Short task: Restate the complete material exactly.

Material for the task:
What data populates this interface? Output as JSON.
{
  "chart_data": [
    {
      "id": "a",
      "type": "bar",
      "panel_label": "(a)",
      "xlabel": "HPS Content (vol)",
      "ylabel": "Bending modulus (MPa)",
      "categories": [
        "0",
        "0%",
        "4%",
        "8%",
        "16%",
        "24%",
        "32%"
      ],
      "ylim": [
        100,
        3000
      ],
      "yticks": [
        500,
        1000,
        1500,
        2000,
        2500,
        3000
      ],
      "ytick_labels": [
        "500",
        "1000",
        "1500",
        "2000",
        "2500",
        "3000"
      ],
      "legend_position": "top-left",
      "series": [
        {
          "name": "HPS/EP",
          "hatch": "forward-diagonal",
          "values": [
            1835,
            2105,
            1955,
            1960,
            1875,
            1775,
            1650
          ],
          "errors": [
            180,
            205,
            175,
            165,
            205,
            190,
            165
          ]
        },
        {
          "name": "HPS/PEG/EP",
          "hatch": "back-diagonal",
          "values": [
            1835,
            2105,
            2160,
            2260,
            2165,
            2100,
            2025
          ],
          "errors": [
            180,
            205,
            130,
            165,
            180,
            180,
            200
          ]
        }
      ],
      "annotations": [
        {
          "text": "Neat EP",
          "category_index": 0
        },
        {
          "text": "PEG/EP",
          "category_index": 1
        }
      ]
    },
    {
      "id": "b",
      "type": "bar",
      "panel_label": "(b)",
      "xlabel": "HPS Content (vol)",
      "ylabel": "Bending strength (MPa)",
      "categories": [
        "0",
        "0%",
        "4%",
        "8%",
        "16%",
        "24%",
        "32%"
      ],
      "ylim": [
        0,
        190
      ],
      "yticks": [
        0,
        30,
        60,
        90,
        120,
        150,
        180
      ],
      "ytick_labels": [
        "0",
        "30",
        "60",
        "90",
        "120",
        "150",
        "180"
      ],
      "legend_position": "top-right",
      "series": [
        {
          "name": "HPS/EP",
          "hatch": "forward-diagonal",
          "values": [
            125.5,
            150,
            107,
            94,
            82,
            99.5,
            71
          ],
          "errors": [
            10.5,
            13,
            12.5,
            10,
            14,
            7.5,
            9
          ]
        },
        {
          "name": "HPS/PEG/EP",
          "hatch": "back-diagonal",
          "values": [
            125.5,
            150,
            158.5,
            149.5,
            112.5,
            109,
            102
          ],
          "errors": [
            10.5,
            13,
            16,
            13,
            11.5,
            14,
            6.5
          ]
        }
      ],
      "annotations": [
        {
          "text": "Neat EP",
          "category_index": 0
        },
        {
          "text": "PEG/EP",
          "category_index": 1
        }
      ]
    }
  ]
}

Correct result:
What data populates this interface? Output as JSON.
{
  "chart_data": [
    {
      "id": "a",
      "type": "bar",
      "panel_label": "(a)",
      "xlabel": "HPS Content (vol)",
      "ylabel": "Bending modulus (MPa)",
      "categories": [
        "0",
        "0%",
        "4%",
        "8%",
        "16%",
        "24%",
        "32%"
      ],
      "ylim": [
        100,
        3000
      ],
      "yticks": [
        500,
        1000,
        1500,
        2000,
        2500,
        3000
      ],
      "ytick_labels": [
        "500",
        "1000",
        "1500",
        "2000",
        "2500",
        "3000"
      ],
      "legend_position": "top-left",
      "series": [
        {
          "name": "HPS/EP",
          "hatch": "forward-diagonal",
          "values": [
            1835,
            2105,
            1955,
            1960,
            1875,
            1775,
            1650
          ],
          "errors": [
            180,
            205,
            175,
            165,
            205,
            190,
            165
          ]
        },
        {
          "name": "HPS/PEG/EP",
          "hatch": "back-diagonal",
          "values": [
            1835,
            2105,
            2160,
            2260,
            2165,
            2100,
            2025
          ],
          "errors": [
            180,
            205,
            130,
            165,
            180,
            180,
            200
          ]
        }
      ],
      "annotations": [
        {
          "text": "Neat EP",
          "category_index": 0
        },
        {
          "text": "PEG/EP",
          "category_index": 1
        }
      ]
    },
    {
      "id": "b",
      "type": "bar",
      "panel_label": "(b)",
      "xlabel": "HPS Content (vol)",
      "ylabel": "Bending strength (MPa)",
      "categories": [
        "0",
        "0%",
        "4%",
        "8%",
        "16%",
        "24%",
        "32%"
      ],
      "ylim": [
        0,
        190
      ],
      "yticks": [
        0,
        30,
        60,
        90,
        120,
        150,
        180
      ],
      "ytick_labels": [
        "0",
        "30",
        "60",
        "90",
        "120",
        "150",
        "180"
      ],
      "legend_position": "top-right",
      "series": [
        {
          "name": "HPS/EP",
          "hatch": "forward-diagonal",
          "values": [
            125.5,
            150,
            107,
            94,
            82,
            99.5,
            71
          ],
          "errors": [
            10.5,
            13,
            12.5,
            10,
            14,
            7.5,
            9
          ]
        },
        {
          "name": "HPS/PEG/EP",
          "hatch": "back-diagonal",
          "values": [
            125.5,
            150,
            158.5,
            149.5,
            112.5,
            109,
            102
          ],
          "errors": [
            10.5,
            13,
            16,
            13,
            11.5,
            14,
            6.5
          ]
        }
      ],
      "annotations": [
        {
          "text": "Neat EP",
          "category_index": 0
        },
        {
          "text": "PEG/EP",
          "category_index": 1
        }
      ]
    }
  ]
}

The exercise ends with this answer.